--- start of Information provided ---
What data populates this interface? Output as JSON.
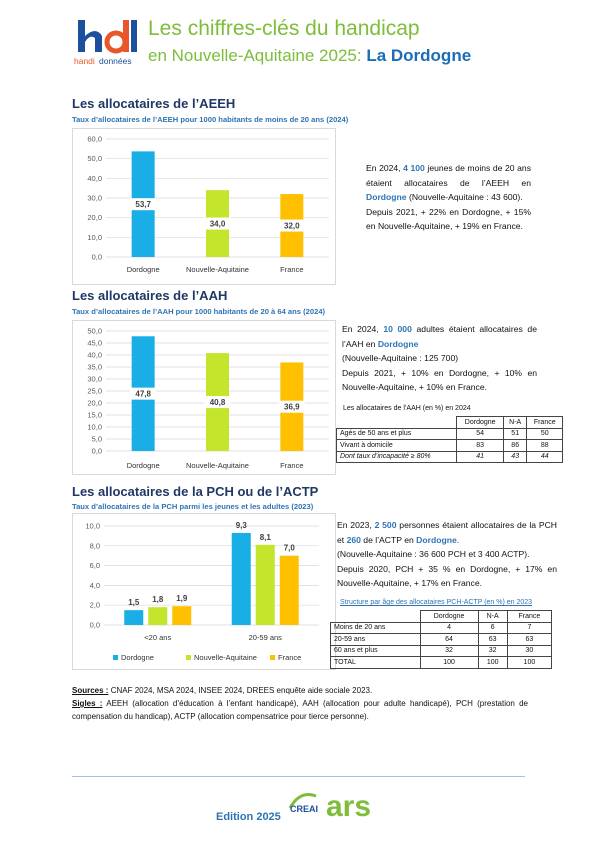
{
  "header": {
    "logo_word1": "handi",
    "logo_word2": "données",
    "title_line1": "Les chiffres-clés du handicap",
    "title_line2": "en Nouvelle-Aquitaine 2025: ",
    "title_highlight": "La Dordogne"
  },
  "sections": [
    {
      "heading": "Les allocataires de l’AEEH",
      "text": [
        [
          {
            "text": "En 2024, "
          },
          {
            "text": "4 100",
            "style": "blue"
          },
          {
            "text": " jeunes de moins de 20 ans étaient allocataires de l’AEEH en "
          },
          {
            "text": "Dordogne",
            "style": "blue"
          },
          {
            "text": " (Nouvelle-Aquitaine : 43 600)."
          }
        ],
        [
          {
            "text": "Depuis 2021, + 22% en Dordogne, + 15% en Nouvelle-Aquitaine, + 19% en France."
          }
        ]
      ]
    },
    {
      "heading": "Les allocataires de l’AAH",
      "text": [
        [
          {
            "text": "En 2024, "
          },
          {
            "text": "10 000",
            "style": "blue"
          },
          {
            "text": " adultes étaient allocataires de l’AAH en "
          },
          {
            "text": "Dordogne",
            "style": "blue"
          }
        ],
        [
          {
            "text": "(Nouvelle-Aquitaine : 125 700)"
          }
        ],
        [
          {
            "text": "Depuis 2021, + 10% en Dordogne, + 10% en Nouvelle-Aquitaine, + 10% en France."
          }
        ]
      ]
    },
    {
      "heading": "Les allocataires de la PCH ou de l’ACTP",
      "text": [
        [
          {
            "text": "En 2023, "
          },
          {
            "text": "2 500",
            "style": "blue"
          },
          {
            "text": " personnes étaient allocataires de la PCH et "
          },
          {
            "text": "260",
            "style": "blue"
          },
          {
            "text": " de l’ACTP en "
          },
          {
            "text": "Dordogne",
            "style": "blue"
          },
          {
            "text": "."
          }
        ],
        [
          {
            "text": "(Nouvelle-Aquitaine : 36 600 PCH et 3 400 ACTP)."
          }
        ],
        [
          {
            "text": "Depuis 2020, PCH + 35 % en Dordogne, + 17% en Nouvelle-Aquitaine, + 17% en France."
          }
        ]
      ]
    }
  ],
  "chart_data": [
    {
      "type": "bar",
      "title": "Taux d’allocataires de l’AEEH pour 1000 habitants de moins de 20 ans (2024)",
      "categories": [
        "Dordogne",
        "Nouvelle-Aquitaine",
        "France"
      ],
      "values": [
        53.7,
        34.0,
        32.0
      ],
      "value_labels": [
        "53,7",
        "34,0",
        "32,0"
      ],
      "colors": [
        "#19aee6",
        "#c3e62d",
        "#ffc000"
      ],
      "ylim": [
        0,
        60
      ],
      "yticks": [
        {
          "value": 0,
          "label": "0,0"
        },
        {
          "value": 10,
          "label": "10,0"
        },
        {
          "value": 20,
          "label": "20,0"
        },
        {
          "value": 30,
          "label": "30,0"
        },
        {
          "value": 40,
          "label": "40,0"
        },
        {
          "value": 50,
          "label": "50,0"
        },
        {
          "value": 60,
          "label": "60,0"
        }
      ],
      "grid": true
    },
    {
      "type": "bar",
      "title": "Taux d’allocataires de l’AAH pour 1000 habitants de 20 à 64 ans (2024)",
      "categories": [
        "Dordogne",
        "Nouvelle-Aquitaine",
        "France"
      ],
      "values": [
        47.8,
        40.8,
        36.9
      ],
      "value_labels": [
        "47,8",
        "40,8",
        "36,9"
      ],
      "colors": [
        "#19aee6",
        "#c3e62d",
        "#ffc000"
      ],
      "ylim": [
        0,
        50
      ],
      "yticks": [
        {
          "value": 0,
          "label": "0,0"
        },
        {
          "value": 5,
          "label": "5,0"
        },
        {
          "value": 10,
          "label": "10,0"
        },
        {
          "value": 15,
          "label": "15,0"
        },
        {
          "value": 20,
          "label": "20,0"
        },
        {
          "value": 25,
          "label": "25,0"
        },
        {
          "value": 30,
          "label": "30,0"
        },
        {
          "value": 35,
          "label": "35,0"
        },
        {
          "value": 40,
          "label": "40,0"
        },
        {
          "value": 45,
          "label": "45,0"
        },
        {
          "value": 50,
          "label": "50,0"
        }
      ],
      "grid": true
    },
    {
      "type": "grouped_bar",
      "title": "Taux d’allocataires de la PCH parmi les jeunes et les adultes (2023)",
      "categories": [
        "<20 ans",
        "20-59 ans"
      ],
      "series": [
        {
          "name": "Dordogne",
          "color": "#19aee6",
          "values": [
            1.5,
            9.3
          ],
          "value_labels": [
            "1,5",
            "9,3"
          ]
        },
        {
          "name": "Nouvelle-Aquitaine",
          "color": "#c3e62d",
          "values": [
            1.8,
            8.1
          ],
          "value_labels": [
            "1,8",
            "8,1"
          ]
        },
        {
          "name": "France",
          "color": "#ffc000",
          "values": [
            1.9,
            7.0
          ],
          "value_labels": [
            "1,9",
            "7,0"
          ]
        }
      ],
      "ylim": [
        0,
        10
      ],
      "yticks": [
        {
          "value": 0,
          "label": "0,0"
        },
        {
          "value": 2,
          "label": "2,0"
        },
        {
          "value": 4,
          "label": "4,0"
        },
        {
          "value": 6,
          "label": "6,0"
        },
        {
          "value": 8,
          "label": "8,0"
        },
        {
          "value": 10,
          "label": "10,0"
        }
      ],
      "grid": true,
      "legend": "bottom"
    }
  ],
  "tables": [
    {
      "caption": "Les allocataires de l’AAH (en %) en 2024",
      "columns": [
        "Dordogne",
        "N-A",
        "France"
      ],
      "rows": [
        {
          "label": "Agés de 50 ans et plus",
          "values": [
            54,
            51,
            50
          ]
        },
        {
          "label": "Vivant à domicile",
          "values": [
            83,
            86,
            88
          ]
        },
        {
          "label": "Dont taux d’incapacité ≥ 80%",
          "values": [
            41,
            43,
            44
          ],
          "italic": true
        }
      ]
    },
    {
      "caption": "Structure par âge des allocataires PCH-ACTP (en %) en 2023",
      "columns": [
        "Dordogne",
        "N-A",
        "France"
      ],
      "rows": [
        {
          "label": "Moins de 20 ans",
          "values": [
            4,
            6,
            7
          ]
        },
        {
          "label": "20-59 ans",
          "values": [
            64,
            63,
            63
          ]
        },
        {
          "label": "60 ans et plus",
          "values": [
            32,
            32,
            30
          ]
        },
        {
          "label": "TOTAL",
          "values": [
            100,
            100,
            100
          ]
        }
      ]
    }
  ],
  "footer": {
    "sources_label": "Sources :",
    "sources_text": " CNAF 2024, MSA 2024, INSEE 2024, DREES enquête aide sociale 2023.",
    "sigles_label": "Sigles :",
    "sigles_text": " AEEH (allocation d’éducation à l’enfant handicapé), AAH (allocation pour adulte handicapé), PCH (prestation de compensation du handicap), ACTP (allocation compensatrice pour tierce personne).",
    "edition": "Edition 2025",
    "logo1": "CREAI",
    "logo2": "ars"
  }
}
--- end of Information provided ---
Copy each line in full and exactly, omitting any picture.

What data populates this interface? Output as JSON.
{
  "header": {
    "logo_word1": "handi",
    "logo_word2": "données",
    "title_line1": "Les chiffres-clés du handicap",
    "title_line2": "en Nouvelle-Aquitaine 2025: ",
    "title_highlight": "La Dordogne"
  },
  "sections": [
    {
      "heading": "Les allocataires de l’AEEH",
      "text": [
        [
          {
            "text": "En 2024, "
          },
          {
            "text": "4 100",
            "style": "blue"
          },
          {
            "text": " jeunes de moins de 20 ans étaient allocataires de l’AEEH en "
          },
          {
            "text": "Dordogne",
            "style": "blue"
          },
          {
            "text": " (Nouvelle-Aquitaine : 43 600)."
          }
        ],
        [
          {
            "text": "Depuis 2021, + 22% en Dordogne, + 15% en Nouvelle-Aquitaine, + 19% en France."
          }
        ]
      ]
    },
    {
      "heading": "Les allocataires de l’AAH",
      "text": [
        [
          {
            "text": "En 2024, "
          },
          {
            "text": "10 000",
            "style": "blue"
          },
          {
            "text": " adultes étaient allocataires de l’AAH en "
          },
          {
            "text": "Dordogne",
            "style": "blue"
          }
        ],
        [
          {
            "text": "(Nouvelle-Aquitaine : 125 700)"
          }
        ],
        [
          {
            "text": "Depuis 2021, + 10% en Dordogne, + 10% en Nouvelle-Aquitaine, + 10% en France."
          }
        ]
      ]
    },
    {
      "heading": "Les allocataires de la PCH ou de l’ACTP",
      "text": [
        [
          {
            "text": "En 2023, "
          },
          {
            "text": "2 500",
            "style": "blue"
          },
          {
            "text": " personnes étaient allocataires de la PCH et "
          },
          {
            "text": "260",
            "style": "blue"
          },
          {
            "text": " de l’ACTP en "
          },
          {
            "text": "Dordogne",
            "style": "blue"
          },
          {
            "text": "."
          }
        ],
        [
          {
            "text": "(Nouvelle-Aquitaine : 36 600 PCH et 3 400 ACTP)."
          }
        ],
        [
          {
            "text": "Depuis 2020, PCH + 35 % en Dordogne, + 17% en Nouvelle-Aquitaine, + 17% en France."
          }
        ]
      ]
    }
  ],
  "chart_data": [
    {
      "type": "bar",
      "title": "Taux d’allocataires de l’AEEH pour 1000 habitants de moins de 20 ans (2024)",
      "categories": [
        "Dordogne",
        "Nouvelle-Aquitaine",
        "France"
      ],
      "values": [
        53.7,
        34.0,
        32.0
      ],
      "value_labels": [
        "53,7",
        "34,0",
        "32,0"
      ],
      "colors": [
        "#19aee6",
        "#c3e62d",
        "#ffc000"
      ],
      "ylim": [
        0,
        60
      ],
      "yticks": [
        {
          "value": 0,
          "label": "0,0"
        },
        {
          "value": 10,
          "label": "10,0"
        },
        {
          "value": 20,
          "label": "20,0"
        },
        {
          "value": 30,
          "label": "30,0"
        },
        {
          "value": 40,
          "label": "40,0"
        },
        {
          "value": 50,
          "label": "50,0"
        },
        {
          "value": 60,
          "label": "60,0"
        }
      ],
      "grid": true
    },
    {
      "type": "bar",
      "title": "Taux d’allocataires de l’AAH pour 1000 habitants de 20 à 64 ans (2024)",
      "categories": [
        "Dordogne",
        "Nouvelle-Aquitaine",
        "France"
      ],
      "values": [
        47.8,
        40.8,
        36.9
      ],
      "value_labels": [
        "47,8",
        "40,8",
        "36,9"
      ],
      "colors": [
        "#19aee6",
        "#c3e62d",
        "#ffc000"
      ],
      "ylim": [
        0,
        50
      ],
      "yticks": [
        {
          "value": 0,
          "label": "0,0"
        },
        {
          "value": 5,
          "label": "5,0"
        },
        {
          "value": 10,
          "label": "10,0"
        },
        {
          "value": 15,
          "label": "15,0"
        },
        {
          "value": 20,
          "label": "20,0"
        },
        {
          "value": 25,
          "label": "25,0"
        },
        {
          "value": 30,
          "label": "30,0"
        },
        {
          "value": 35,
          "label": "35,0"
        },
        {
          "value": 40,
          "label": "40,0"
        },
        {
          "value": 45,
          "label": "45,0"
        },
        {
          "value": 50,
          "label": "50,0"
        }
      ],
      "grid": true
    },
    {
      "type": "grouped_bar",
      "title": "Taux d’allocataires de la PCH parmi les jeunes et les adultes (2023)",
      "categories": [
        "<20 ans",
        "20-59 ans"
      ],
      "series": [
        {
          "name": "Dordogne",
          "color": "#19aee6",
          "values": [
            1.5,
            9.3
          ],
          "value_labels": [
            "1,5",
            "9,3"
          ]
        },
        {
          "name": "Nouvelle-Aquitaine",
          "color": "#c3e62d",
          "values": [
            1.8,
            8.1
          ],
          "value_labels": [
            "1,8",
            "8,1"
          ]
        },
        {
          "name": "France",
          "color": "#ffc000",
          "values": [
            1.9,
            7.0
          ],
          "value_labels": [
            "1,9",
            "7,0"
          ]
        }
      ],
      "ylim": [
        0,
        10
      ],
      "yticks": [
        {
          "value": 0,
          "label": "0,0"
        },
        {
          "value": 2,
          "label": "2,0"
        },
        {
          "value": 4,
          "label": "4,0"
        },
        {
          "value": 6,
          "label": "6,0"
        },
        {
          "value": 8,
          "label": "8,0"
        },
        {
          "value": 10,
          "label": "10,0"
        }
      ],
      "grid": true,
      "legend": "bottom"
    }
  ],
  "tables": [
    {
      "caption": "Les allocataires de l’AAH (en %) en 2024",
      "columns": [
        "Dordogne",
        "N-A",
        "France"
      ],
      "rows": [
        {
          "label": "Agés de 50 ans et plus",
          "values": [
            54,
            51,
            50
          ]
        },
        {
          "label": "Vivant à domicile",
          "values": [
            83,
            86,
            88
          ]
        },
        {
          "label": "Dont taux d’incapacité ≥ 80%",
          "values": [
            41,
            43,
            44
          ],
          "italic": true
        }
      ]
    },
    {
      "caption": "Structure par âge des allocataires PCH-ACTP (en %) en 2023",
      "columns": [
        "Dordogne",
        "N-A",
        "France"
      ],
      "rows": [
        {
          "label": "Moins de 20 ans",
          "values": [
            4,
            6,
            7
          ]
        },
        {
          "label": "20-59 ans",
          "values": [
            64,
            63,
            63
          ]
        },
        {
          "label": "60 ans et plus",
          "values": [
            32,
            32,
            30
          ]
        },
        {
          "label": "TOTAL",
          "values": [
            100,
            100,
            100
          ]
        }
      ]
    }
  ],
  "footer": {
    "sources_label": "Sources :",
    "sources_text": " CNAF 2024, MSA 2024, INSEE 2024, DREES enquête aide sociale 2023.",
    "sigles_label": "Sigles :",
    "sigles_text": " AEEH (allocation d’éducation à l’enfant handicapé), AAH (allocation pour adulte handicapé), PCH (prestation de compensation du handicap), ACTP (allocation compensatrice pour tierce personne).",
    "edition": "Edition 2025",
    "logo1": "CREAI",
    "logo2": "ars"
  }
}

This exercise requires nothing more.